+++ Provided entries +++

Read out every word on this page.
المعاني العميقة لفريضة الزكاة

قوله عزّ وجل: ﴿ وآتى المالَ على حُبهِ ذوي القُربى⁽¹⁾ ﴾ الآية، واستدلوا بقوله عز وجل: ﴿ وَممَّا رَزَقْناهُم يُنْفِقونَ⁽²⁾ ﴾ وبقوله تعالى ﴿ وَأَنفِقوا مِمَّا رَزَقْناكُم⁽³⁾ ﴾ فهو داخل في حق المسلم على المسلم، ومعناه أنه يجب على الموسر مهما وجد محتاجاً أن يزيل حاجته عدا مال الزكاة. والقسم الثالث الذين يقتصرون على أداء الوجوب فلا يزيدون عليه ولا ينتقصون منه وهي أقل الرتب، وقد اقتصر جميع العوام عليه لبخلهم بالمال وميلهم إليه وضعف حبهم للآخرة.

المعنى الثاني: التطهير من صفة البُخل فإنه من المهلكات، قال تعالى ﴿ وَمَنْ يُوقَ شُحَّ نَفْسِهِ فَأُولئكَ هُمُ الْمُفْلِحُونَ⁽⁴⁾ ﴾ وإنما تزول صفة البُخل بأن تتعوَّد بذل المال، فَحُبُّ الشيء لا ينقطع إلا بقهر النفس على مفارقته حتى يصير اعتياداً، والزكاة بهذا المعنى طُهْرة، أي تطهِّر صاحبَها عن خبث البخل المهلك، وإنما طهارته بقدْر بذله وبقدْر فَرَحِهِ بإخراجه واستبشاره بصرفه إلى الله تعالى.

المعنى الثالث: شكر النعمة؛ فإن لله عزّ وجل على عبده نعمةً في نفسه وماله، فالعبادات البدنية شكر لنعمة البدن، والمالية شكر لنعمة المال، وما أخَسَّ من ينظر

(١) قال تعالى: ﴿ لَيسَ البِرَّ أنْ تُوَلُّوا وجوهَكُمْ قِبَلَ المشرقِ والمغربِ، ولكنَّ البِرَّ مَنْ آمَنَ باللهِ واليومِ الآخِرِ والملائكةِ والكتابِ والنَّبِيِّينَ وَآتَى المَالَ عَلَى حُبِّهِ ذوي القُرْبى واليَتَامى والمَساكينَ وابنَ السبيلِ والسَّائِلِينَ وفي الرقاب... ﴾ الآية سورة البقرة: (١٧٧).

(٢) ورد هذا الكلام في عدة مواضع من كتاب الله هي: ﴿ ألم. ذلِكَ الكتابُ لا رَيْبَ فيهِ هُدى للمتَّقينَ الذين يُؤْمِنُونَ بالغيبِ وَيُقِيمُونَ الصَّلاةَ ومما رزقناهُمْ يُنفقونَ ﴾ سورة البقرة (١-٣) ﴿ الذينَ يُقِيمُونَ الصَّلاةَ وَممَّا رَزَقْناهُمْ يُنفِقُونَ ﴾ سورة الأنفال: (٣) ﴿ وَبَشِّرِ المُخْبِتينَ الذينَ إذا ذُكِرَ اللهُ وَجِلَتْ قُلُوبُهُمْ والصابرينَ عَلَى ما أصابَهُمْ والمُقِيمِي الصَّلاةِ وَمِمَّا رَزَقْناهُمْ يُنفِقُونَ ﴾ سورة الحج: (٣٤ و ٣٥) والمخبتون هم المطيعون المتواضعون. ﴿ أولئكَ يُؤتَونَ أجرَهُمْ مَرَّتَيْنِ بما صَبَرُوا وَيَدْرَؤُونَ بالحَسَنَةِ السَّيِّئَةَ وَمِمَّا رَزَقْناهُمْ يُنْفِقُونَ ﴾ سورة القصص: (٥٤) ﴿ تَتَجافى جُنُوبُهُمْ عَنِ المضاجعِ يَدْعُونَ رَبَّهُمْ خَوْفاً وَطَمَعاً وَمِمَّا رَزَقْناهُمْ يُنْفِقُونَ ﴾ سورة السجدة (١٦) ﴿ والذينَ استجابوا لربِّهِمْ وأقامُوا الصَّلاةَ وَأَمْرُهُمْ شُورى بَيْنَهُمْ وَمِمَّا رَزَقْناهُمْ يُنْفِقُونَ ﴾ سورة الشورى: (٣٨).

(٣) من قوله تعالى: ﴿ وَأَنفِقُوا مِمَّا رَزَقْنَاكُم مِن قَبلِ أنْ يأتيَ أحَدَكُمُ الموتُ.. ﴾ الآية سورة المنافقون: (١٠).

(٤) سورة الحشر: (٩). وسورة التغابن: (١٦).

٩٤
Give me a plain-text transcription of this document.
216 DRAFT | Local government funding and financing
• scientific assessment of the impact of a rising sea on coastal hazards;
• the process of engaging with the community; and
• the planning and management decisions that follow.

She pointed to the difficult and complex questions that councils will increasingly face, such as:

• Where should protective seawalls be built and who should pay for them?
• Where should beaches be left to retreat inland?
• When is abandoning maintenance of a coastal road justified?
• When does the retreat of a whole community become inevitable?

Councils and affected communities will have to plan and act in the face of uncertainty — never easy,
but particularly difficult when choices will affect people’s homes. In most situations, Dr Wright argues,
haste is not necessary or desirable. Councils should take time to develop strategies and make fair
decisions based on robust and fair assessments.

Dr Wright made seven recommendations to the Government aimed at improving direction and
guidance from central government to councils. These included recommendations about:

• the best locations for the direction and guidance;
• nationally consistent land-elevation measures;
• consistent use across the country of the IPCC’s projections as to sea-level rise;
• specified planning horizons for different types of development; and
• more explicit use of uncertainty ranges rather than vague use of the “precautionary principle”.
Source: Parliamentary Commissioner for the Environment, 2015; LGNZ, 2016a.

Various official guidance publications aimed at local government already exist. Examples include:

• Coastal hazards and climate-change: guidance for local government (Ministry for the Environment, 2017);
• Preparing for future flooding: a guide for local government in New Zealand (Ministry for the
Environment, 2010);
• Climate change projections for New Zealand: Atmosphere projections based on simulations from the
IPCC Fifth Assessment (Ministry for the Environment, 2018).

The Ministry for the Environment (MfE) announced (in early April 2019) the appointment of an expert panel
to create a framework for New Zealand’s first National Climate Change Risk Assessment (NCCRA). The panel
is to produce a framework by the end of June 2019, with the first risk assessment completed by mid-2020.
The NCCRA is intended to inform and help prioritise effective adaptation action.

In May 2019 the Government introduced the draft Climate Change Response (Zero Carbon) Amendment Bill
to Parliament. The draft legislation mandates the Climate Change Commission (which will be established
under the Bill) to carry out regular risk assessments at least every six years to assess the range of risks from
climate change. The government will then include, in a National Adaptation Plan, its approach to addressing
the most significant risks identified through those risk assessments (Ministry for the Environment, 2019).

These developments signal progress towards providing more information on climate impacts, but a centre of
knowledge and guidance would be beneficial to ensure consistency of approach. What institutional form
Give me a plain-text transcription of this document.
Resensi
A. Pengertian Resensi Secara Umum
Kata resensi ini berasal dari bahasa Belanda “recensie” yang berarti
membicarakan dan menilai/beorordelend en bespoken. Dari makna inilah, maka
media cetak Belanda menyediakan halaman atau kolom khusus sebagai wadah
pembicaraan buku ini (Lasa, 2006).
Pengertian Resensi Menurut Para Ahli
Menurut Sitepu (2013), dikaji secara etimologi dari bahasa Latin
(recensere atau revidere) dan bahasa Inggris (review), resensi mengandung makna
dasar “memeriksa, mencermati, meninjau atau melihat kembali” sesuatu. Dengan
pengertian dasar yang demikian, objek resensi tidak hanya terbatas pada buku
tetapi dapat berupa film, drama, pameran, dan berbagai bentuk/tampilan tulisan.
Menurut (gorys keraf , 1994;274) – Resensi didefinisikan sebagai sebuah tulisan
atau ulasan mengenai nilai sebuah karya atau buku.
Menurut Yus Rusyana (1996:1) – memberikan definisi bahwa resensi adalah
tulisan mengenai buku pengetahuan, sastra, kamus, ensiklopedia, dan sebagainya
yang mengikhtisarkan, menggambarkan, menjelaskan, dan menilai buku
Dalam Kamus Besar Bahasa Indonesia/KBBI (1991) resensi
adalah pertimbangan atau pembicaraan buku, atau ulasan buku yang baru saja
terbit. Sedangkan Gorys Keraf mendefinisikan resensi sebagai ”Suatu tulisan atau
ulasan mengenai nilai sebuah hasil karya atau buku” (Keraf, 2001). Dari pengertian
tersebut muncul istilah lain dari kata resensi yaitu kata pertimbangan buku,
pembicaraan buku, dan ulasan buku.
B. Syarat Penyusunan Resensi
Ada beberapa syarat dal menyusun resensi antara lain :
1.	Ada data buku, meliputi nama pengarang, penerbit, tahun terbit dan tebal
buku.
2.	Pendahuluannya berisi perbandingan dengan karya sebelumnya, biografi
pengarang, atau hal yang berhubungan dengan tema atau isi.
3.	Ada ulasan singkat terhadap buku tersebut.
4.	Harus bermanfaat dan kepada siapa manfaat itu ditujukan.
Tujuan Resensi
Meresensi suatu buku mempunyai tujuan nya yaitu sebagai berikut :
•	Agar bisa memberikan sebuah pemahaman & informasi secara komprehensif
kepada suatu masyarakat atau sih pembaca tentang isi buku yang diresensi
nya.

+++

Count the lines of these entries that hold the string "based", and give only that number.

2